### Instructions to follow
Render every line of the rows below as a JSON list of strings, one string per line, skipping blank lines. Leave the pictures out.

Layout rows
↓↓↓
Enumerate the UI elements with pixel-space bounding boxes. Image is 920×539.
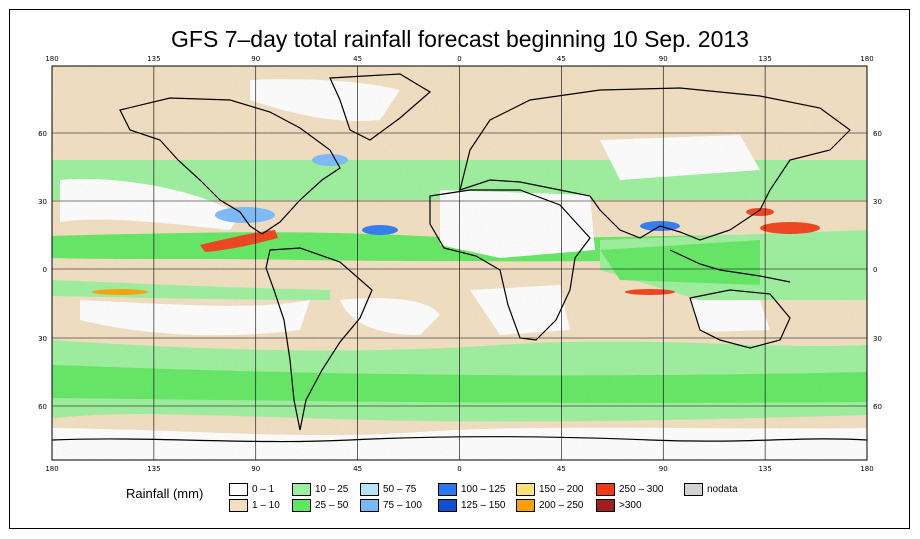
lon-label-bottom: 135 bbox=[147, 465, 160, 473]
lat-label-right: 60 bbox=[873, 403, 882, 411]
lat-label-left: 30 bbox=[38, 335, 47, 343]
lon-label-bottom: 45 bbox=[353, 465, 362, 473]
lon-label-top: 135 bbox=[758, 55, 771, 63]
lat-label-left: 60 bbox=[38, 130, 47, 138]
lat-label-right: 30 bbox=[873, 335, 882, 343]
legend-swatch bbox=[596, 483, 615, 496]
legend-label: nodata bbox=[707, 484, 738, 495]
legend-label: 0 – 1 bbox=[252, 484, 275, 495]
lat-label-left: 0 bbox=[43, 266, 47, 274]
lat-label-left: 30 bbox=[38, 198, 47, 206]
lon-label-top: 90 bbox=[251, 55, 260, 63]
legend-swatch bbox=[596, 499, 615, 512]
legend-swatch bbox=[684, 483, 703, 496]
coastline-antarctica bbox=[52, 436, 867, 443]
legend-label: 250 – 300 bbox=[619, 484, 664, 495]
lon-label-bottom: 90 bbox=[659, 465, 668, 473]
legend-swatch bbox=[229, 483, 248, 496]
legend-label: 125 – 150 bbox=[461, 500, 506, 511]
lat-label-right: 60 bbox=[873, 130, 882, 138]
graticule bbox=[52, 66, 867, 460]
lon-label-top: 0 bbox=[457, 55, 461, 63]
lon-label-bottom: 90 bbox=[251, 465, 260, 473]
lon-labels-top: 180 135 90 45 0 45 90 135 180 bbox=[45, 55, 873, 63]
legend-swatch bbox=[438, 499, 457, 512]
lon-label-top: 45 bbox=[557, 55, 566, 63]
lon-label-bottom: 0 bbox=[457, 465, 461, 473]
legend-label: 25 – 50 bbox=[315, 500, 349, 511]
legend-label: 150 – 200 bbox=[539, 484, 584, 495]
legend-label: 100 – 125 bbox=[461, 484, 506, 495]
map-border bbox=[51, 65, 868, 461]
legend-label: 75 – 100 bbox=[383, 500, 422, 511]
legend-swatch bbox=[292, 483, 311, 496]
lat-labels-right: 60 30 0 30 60 bbox=[873, 130, 882, 411]
legend-label: 10 – 25 bbox=[315, 484, 349, 495]
legend-label: 200 – 250 bbox=[539, 500, 584, 511]
legend-label: >300 bbox=[619, 500, 642, 511]
lat-labels-left: 60 30 0 30 60 bbox=[38, 130, 47, 411]
legend-swatch bbox=[516, 483, 535, 496]
coastline-maritime-continent bbox=[669, 249, 791, 283]
coastline-greenland bbox=[329, 73, 432, 141]
lat-label-right: 30 bbox=[873, 198, 882, 206]
lat-label-right: 0 bbox=[873, 266, 877, 274]
lon-label-top: 45 bbox=[353, 55, 362, 63]
coastline-south-america bbox=[265, 247, 373, 431]
coastline-north-america bbox=[119, 97, 341, 235]
lon-label-bottom: 135 bbox=[758, 465, 771, 473]
legend-swatch bbox=[516, 499, 535, 512]
lon-label-bottom: 45 bbox=[557, 465, 566, 473]
legend-label: 1 – 10 bbox=[252, 500, 280, 511]
map-title: GFS 7–day total rainfall forecast beginn… bbox=[171, 26, 749, 52]
figure-frame bbox=[9, 9, 910, 529]
legend-swatch bbox=[360, 483, 379, 496]
coastline-eurasia bbox=[459, 87, 851, 241]
legend-swatch bbox=[229, 499, 248, 512]
coastlines bbox=[52, 73, 867, 443]
lon-label-bottom: 180 bbox=[45, 465, 58, 473]
lon-label-top: 180 bbox=[45, 55, 58, 63]
coastline-africa bbox=[429, 189, 591, 341]
legend-swatch bbox=[438, 483, 457, 496]
coastline-australia bbox=[689, 289, 791, 349]
legend-label: 50 – 75 bbox=[383, 484, 417, 495]
lon-label-top: 135 bbox=[147, 55, 160, 63]
legend-title: Rainfall (mm) bbox=[126, 486, 204, 501]
legend-swatch bbox=[292, 499, 311, 512]
lon-label-bottom: 180 bbox=[860, 465, 873, 473]
lon-labels-bottom: 180 135 90 45 0 45 90 135 180 bbox=[45, 465, 873, 473]
lon-label-top: 180 bbox=[860, 55, 873, 63]
lat-label-left: 60 bbox=[38, 403, 47, 411]
lon-label-top: 90 bbox=[659, 55, 668, 63]
legend-swatch bbox=[360, 499, 379, 512]
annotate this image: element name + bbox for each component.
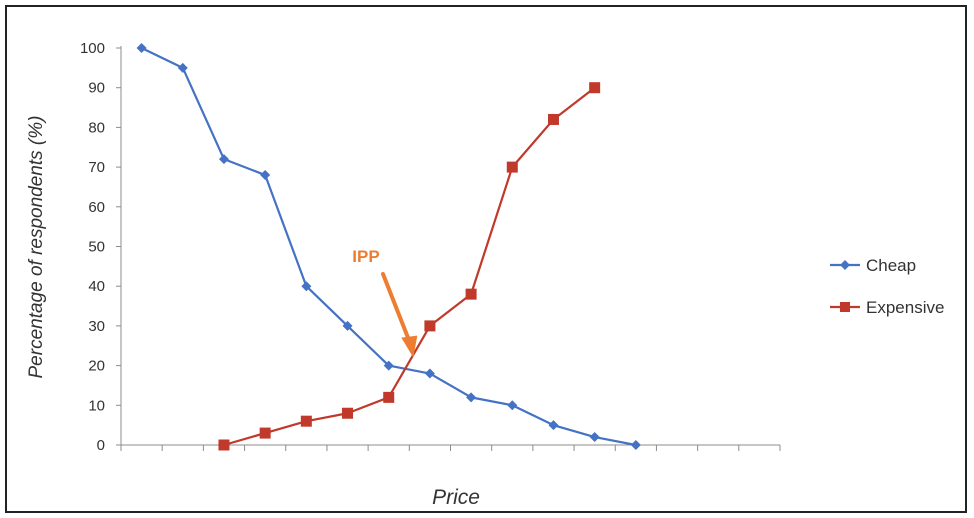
data-point-cheap bbox=[218, 154, 229, 165]
data-point-cheap bbox=[136, 43, 147, 53]
data-point-expensive bbox=[589, 82, 601, 94]
y-tick-label: 0 bbox=[97, 437, 105, 454]
series-line-expensive bbox=[223, 86, 596, 447]
y-tick-label: 30 bbox=[88, 318, 105, 335]
data-point-cheap bbox=[507, 400, 518, 411]
legend-label-cheap: Cheap bbox=[866, 256, 916, 275]
axes: 0 10 20 30 40 50 60 70 80 90 100 bbox=[80, 40, 781, 454]
y-tick-label: 90 bbox=[88, 80, 105, 97]
y-tick-label: 100 bbox=[80, 40, 105, 57]
data-point-expensive bbox=[424, 320, 436, 332]
ipp-arrow-head bbox=[401, 335, 418, 358]
chart-frame bbox=[5, 5, 967, 513]
y-tick-label: 20 bbox=[88, 358, 105, 375]
data-point-cheap bbox=[630, 440, 641, 450]
series-layer bbox=[136, 43, 641, 451]
y-tick-label: 60 bbox=[88, 199, 105, 216]
y-tick-label: 10 bbox=[88, 397, 105, 414]
data-point-expensive bbox=[218, 439, 230, 451]
data-point-expensive bbox=[547, 113, 559, 125]
data-point-cheap bbox=[383, 360, 394, 371]
legend-marker-cheap bbox=[840, 260, 850, 270]
data-point-cheap bbox=[301, 281, 312, 292]
data-point-cheap bbox=[424, 368, 435, 379]
data-point-expensive bbox=[342, 407, 354, 419]
data-point-expensive bbox=[259, 427, 271, 439]
y-tick-label: 80 bbox=[88, 119, 105, 136]
legend-marker-expensive bbox=[840, 302, 850, 312]
data-point-expensive bbox=[506, 161, 518, 173]
y-axis-title: Percentage of respondents (%) bbox=[26, 116, 47, 379]
data-point-cheap bbox=[260, 170, 271, 181]
data-point-cheap bbox=[342, 320, 353, 331]
ipp-label: IPP bbox=[352, 247, 379, 266]
data-point-expensive bbox=[300, 415, 312, 427]
ipp-arrow-shaft bbox=[381, 272, 413, 346]
legend-label-expensive: Expensive bbox=[866, 298, 944, 317]
annotation-layer: IPP bbox=[352, 247, 418, 358]
series-line-cheap bbox=[141, 47, 637, 447]
y-tick-label: 40 bbox=[88, 278, 105, 295]
data-point-cheap bbox=[548, 420, 559, 431]
y-tick-label: 70 bbox=[88, 159, 105, 176]
y-tick-label: 50 bbox=[88, 239, 105, 256]
data-point-cheap bbox=[466, 392, 477, 403]
x-axis-title: Price bbox=[432, 486, 480, 509]
data-point-cheap bbox=[589, 432, 600, 443]
data-point-expensive bbox=[465, 288, 477, 300]
legend: Cheap Expensive bbox=[830, 256, 944, 317]
data-point-cheap bbox=[177, 62, 188, 73]
data-point-expensive bbox=[383, 391, 395, 403]
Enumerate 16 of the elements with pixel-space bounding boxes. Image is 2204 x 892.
↑↑↑
### Answer to this task
[
  "Enumerate the UI elements with pixel-space bounding boxes. Image is 920×539.",
  "lon-label-bottom: 135 bbox=[147, 465, 160, 473]",
  "lat-label-right: 60 bbox=[873, 403, 882, 411]",
  "lat-label-left: 30 bbox=[38, 335, 47, 343]",
  "lon-label-bottom: 45 bbox=[353, 465, 362, 473]",
  "lon-label-top: 135 bbox=[758, 55, 771, 63]",
  "lat-label-left: 60 bbox=[38, 130, 47, 138]",
  "lat-label-right: 30 bbox=[873, 335, 882, 343]",
  "legend-swatch bbox=[596, 483, 615, 496]",
  "legend-label: nodata bbox=[707, 484, 738, 495]",
  "legend-label: 0 – 1 bbox=[252, 484, 275, 495]",
  "lat-label-left: 0 bbox=[43, 266, 47, 274]",
  "lat-label-left: 30 bbox=[38, 198, 47, 206]",
  "lon-label-top: 90 bbox=[251, 55, 260, 63]",
  "legend-swatch bbox=[596, 499, 615, 512]",
  "legend-swatch bbox=[684, 483, 703, 496]",
  "coastline-antarctica bbox=[52, 436, 867, 443]",
  "legend-label: 250 – 300 bbox=[619, 484, 664, 495]",
  "lon-label-bottom: 90 bbox=[659, 465, 668, 473]",
  "legend-swatch bbox=[229, 483, 248, 496]",
  "legend-label: 125 – 150 bbox=[461, 500, 506, 511]",
  "lat-label-right: 60 bbox=[873, 130, 882, 138]",
  "graticule bbox=[52, 66, 867, 460]",
  "lon-label-top: 0 bbox=[457, 55, 461, 63]",
  "lon-label-bottom: 90 bbox=[251, 465, 260, 473]",
  "lon-labels-top: 180 135 90 45 0 45 90 135 180 bbox=[45, 55, 873, 63]",
  "legend-swatch bbox=[438, 499, 457, 512]",
  "lon-label-top: 45 bbox=[557, 55, 566, 63]",
  "lon-label-bottom: 0 bbox=[457, 465, 461, 473]",
  "legend-label: 25 – 50 bbox=[315, 500, 349, 511]",
  "legend-label: 150 – 200 bbox=[539, 484, 584, 495]",
  "legend-label: 100 – 125 bbox=[461, 484, 506, 495]",
  "map-border bbox=[51, 65, 868, 461]",
  "legend-label: 75 – 100 bbox=[383, 500, 422, 511]",
  "legend-swatch bbox=[292, 483, 311, 496]",
  "lat-labels-right: 60 30 0 30 60 bbox=[873, 130, 882, 411]",
  "legend-label: 10 – 25 bbox=[315, 484, 349, 495]",
  "legend-label: 200 – 250 bbox=[539, 500, 584, 511]",
  "legend-label: >300 bbox=[619, 500, 642, 511]",
  "lat-labels-left: 60 30 0 30 60 bbox=[38, 130, 47, 411]",
  "legend-swatch bbox=[516, 483, 535, 496]",
  "coastline-maritime-continent bbox=[669, 249, 791, 283]",
  "coastline-greenland bbox=[329, 73, 432, 141]",
  "lat-label-right: 30 bbox=[873, 198, 882, 206]",
  "lat-label-right: 0 bbox=[873, 266, 877, 274]",
  "lon-label-top: 45 bbox=[353, 55, 362, 63]",
  "coastline-south-america bbox=[265, 247, 373, 431]",
  "coastline-north-america bbox=[119, 97, 341, 235]",
  "lon-label-bottom: 135 bbox=[758, 465, 771, 473]",
  "legend-swatch bbox=[516, 499, 535, 512]",
  "lon-label-bottom: 45 bbox=[557, 465, 566, 473]",
  "legend-label: 1 – 10 bbox=[252, 500, 280, 511]",
  "map-title: GFS 7–day total rainfall forecast beginn… bbox=[171, 26, 749, 52]",
  "figure-frame bbox=[9, 9, 910, 529]",
  "legend-swatch bbox=[360, 483, 379, 496]",
  "coastline-eurasia bbox=[459, 87, 851, 241]",
  "legend-swatch bbox=[229, 499, 248, 512]",
  "coastlines bbox=[52, 73, 867, 443]",
  "lon-label-bottom: 180 bbox=[45, 465, 58, 473]",
  "lon-label-top: 180 bbox=[45, 55, 58, 63]",
  "coastline-africa bbox=[429, 189, 591, 341]",
  "legend-swatch bbox=[438, 483, 457, 496]",
  "coastline-australia bbox=[689, 289, 791, 349]",
  "legend-label: 50 – 75 bbox=[383, 484, 417, 495]",
  "lon-label-top: 135 bbox=[147, 55, 160, 63]",
  "legend-title: Rainfall (mm) bbox=[126, 486, 204, 501]",
  "legend-swatch bbox=[292, 499, 311, 512]",
  "lon-label-bottom: 180 bbox=[860, 465, 873, 473]",
  "lon-labels-bottom: 180 135 90 45 0 45 90 135 180 bbox=[45, 465, 873, 473]",
  "lon-label-top: 180 bbox=[860, 55, 873, 63]",
  "lat-label-left: 60 bbox=[38, 403, 47, 411]",
  "lon-label-top: 90 bbox=[659, 55, 668, 63]",
  "legend-swatch bbox=[360, 499, 379, 512]",
  "annotate this image: element name + bbox for each component.",
  "data-point-cheap bbox=[218, 154, 229, 165]",
  "data-point-cheap bbox=[136, 43, 147, 53]",
  "data-point-expensive bbox=[589, 82, 601, 94]",
  "y-tick-label: 0 bbox=[97, 437, 105, 454]",
  "series-line-expensive bbox=[223, 86, 596, 447]",
  "y-tick-label: 30 bbox=[88, 318, 105, 335]",
  "data-point-cheap bbox=[507, 400, 518, 411]",
  "legend-label-cheap: Cheap bbox=[866, 256, 916, 275]",
  "axes: 0 10 20 30 40 50 60 70 80 90 100 bbox=[80, 40, 781, 454]",
  "y-tick-label: 90 bbox=[88, 80, 105, 97]",
  "y-tick-label: 100 bbox=[80, 40, 105, 57]",
  "data-point-expensive bbox=[424, 320, 436, 332]",
  "ipp-arrow-head bbox=[401, 335, 418, 358]",
  "chart-frame bbox=[5, 5, 967, 513]",
  "y-tick-label: 20 bbox=[88, 358, 105, 375]",
  "data-point-cheap bbox=[630, 440, 641, 450]",
  "series-layer bbox=[136, 43, 641, 451]",
  "y-tick-label: 60 bbox=[88, 199, 105, 216]",
  "y-tick-label: 10 bbox=[88, 397, 105, 414]",
  "data-point-expensive bbox=[218, 439, 230, 451]",
  "data-point-expensive bbox=[547, 113, 559, 125]",
  "data-point-cheap bbox=[383, 360, 394, 371]",
  "legend-marker-cheap bbox=[840, 260, 850, 270]",
  "data-point-cheap bbox=[301, 281, 312, 292]",
  "data-point-cheap bbox=[424, 368, 435, 379]",
  "data-point-expensive bbox=[342, 407, 354, 419]",
  "data-point-expensive bbox=[259, 427, 271, 439]",
  "y-tick-label: 80 bbox=[88, 119, 105, 136]",
  "legend-marker-expensive bbox=[840, 302, 850, 312]",
  "data-point-expensive bbox=[506, 161, 518, 173]",
  "y-axis-title: Percentage of respondents (%) bbox=[26, 116, 47, 379]",
  "data-point-cheap bbox=[260, 170, 271, 181]",
  "data-point-cheap bbox=[342, 320, 353, 331]",
  "ipp-label: IPP bbox=[352, 247, 379, 266]",
  "data-point-expensive bbox=[300, 415, 312, 427]",
  "ipp-arrow-shaft bbox=[381, 272, 413, 346]",
  "legend-label-expensive: Expensive bbox=[866, 298, 944, 317]",
  "annotation-layer: IPP bbox=[352, 247, 418, 358]",
  "series-line-cheap bbox=[141, 47, 637, 447]",
  "y-tick-label: 40 bbox=[88, 278, 105, 295]",
  "data-point-cheap bbox=[548, 420, 559, 431]",
  "y-tick-label: 70 bbox=[88, 159, 105, 176]",
  "y-tick-label: 50 bbox=[88, 239, 105, 256]",
  "data-point-cheap bbox=[466, 392, 477, 403]",
  "x-axis-title: Price bbox=[432, 486, 480, 509]",
  "data-point-cheap bbox=[589, 432, 600, 443]",
  "data-point-expensive bbox=[465, 288, 477, 300]",
  "legend: Cheap Expensive bbox=[830, 256, 944, 317]",
  "data-point-cheap bbox=[177, 62, 188, 73]",
  "data-point-expensive bbox=[383, 391, 395, 403]",
  "Enumerate 16 of the elements with pixel-space bounding boxes. Image is 2204 x 892."
]